_EXERCISE DETAILS_. Scan the entries below. List each line with "июня".

_EXERCISE DATA_.
++++++++
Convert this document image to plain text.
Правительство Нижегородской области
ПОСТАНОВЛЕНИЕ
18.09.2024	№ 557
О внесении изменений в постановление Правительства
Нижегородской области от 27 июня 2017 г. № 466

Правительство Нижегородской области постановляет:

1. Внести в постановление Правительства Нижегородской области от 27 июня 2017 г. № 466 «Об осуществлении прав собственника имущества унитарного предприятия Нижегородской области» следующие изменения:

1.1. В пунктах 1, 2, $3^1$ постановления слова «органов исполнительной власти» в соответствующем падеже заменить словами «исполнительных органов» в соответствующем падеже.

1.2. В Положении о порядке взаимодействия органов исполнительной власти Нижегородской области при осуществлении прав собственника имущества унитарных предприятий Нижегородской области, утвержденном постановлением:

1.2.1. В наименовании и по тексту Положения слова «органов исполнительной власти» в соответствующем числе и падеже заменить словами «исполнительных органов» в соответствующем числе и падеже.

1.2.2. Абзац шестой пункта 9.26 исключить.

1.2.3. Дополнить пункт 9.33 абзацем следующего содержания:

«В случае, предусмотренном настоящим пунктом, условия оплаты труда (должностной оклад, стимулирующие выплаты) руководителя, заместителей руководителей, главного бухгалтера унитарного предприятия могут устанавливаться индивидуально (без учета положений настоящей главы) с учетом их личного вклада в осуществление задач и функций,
++++++++
_EXERCISE ANSWER_.
Нижегородской области от 27 июня 2017 г. № 466
1. Внести в постановление Правительства Нижегородской области от 27 июня 2017 г. № 466 «Об осуществлении прав собственника имущества унитарного предприятия Нижегородской области» следующие изменения:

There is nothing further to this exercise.